GIVEN REQUEST — From the entries below, count the lines with "text". Write only the count.

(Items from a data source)
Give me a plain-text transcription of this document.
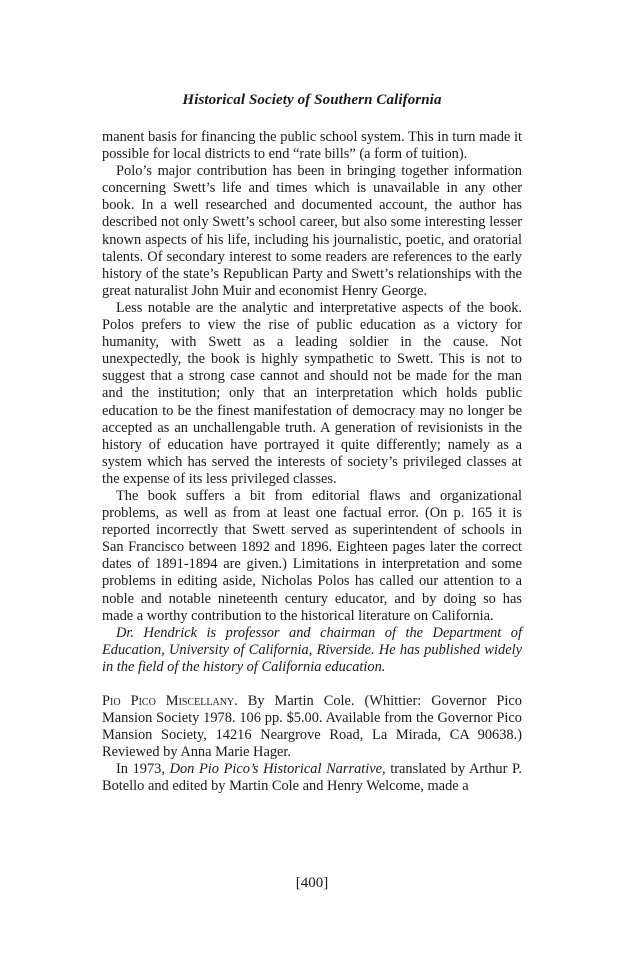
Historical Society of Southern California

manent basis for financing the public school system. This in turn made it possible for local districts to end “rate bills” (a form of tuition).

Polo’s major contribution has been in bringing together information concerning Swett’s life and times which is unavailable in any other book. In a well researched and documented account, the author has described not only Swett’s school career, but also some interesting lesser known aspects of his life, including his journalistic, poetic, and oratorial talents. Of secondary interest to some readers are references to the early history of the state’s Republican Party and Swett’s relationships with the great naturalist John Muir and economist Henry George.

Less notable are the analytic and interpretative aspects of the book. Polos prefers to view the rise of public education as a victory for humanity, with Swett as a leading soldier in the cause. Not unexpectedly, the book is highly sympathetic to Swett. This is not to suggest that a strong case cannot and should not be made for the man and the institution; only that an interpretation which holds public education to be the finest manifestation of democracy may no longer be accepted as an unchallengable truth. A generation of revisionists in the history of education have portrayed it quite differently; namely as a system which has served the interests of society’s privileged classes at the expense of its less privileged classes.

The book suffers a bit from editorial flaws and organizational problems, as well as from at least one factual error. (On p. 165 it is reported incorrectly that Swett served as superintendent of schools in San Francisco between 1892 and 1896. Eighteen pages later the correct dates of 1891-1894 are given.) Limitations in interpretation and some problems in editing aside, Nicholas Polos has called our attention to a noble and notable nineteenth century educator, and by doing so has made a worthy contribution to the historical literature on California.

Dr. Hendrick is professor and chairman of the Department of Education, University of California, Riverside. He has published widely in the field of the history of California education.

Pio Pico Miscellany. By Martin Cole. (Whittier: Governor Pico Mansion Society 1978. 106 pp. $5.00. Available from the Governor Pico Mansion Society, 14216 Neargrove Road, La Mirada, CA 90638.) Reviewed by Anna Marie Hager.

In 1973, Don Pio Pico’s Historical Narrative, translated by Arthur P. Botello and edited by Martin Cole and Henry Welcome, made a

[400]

* * *

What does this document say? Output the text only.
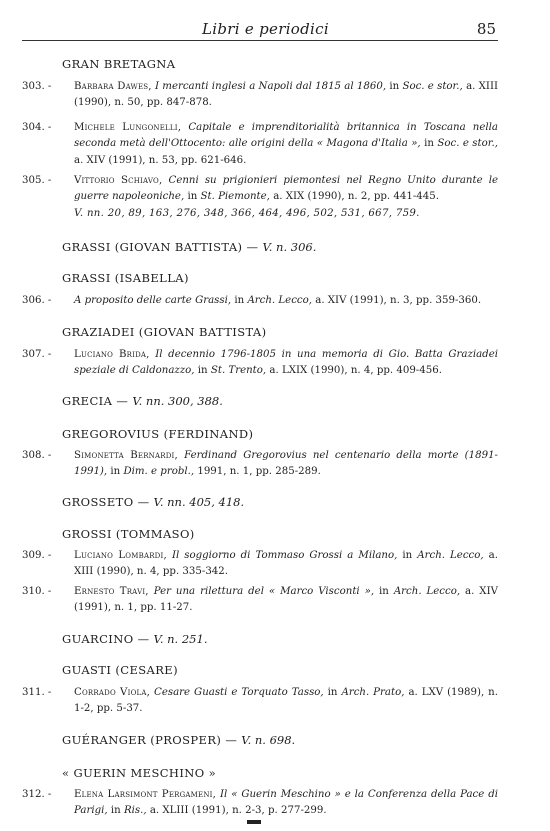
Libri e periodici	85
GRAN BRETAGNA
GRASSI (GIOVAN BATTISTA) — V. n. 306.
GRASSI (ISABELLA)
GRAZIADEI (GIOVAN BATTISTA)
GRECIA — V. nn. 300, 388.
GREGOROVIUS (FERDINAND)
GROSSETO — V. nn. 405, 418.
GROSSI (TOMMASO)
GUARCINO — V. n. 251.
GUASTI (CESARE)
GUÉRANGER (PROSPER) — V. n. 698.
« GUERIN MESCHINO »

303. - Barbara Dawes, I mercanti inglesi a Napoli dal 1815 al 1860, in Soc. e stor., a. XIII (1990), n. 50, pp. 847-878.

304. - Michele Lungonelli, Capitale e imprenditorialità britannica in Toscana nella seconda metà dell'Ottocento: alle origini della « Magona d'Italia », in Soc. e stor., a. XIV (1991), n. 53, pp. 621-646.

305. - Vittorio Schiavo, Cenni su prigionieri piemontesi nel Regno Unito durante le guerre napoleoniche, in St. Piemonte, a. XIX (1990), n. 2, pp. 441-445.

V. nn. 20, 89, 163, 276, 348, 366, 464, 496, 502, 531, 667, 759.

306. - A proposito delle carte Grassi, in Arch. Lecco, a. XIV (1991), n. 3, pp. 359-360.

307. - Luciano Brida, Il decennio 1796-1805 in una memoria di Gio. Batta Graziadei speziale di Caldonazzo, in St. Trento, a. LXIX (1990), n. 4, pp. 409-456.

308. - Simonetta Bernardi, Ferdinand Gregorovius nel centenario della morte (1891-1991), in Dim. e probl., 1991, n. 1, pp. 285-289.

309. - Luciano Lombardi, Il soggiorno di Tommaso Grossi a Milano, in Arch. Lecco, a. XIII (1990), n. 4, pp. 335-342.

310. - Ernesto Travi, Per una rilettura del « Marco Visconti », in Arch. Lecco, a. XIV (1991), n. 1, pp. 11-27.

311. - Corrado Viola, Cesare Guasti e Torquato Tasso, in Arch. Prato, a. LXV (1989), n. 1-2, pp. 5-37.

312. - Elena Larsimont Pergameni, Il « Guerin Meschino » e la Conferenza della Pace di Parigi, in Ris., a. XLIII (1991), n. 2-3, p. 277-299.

OUTPUT OF THE EXERCISE — 2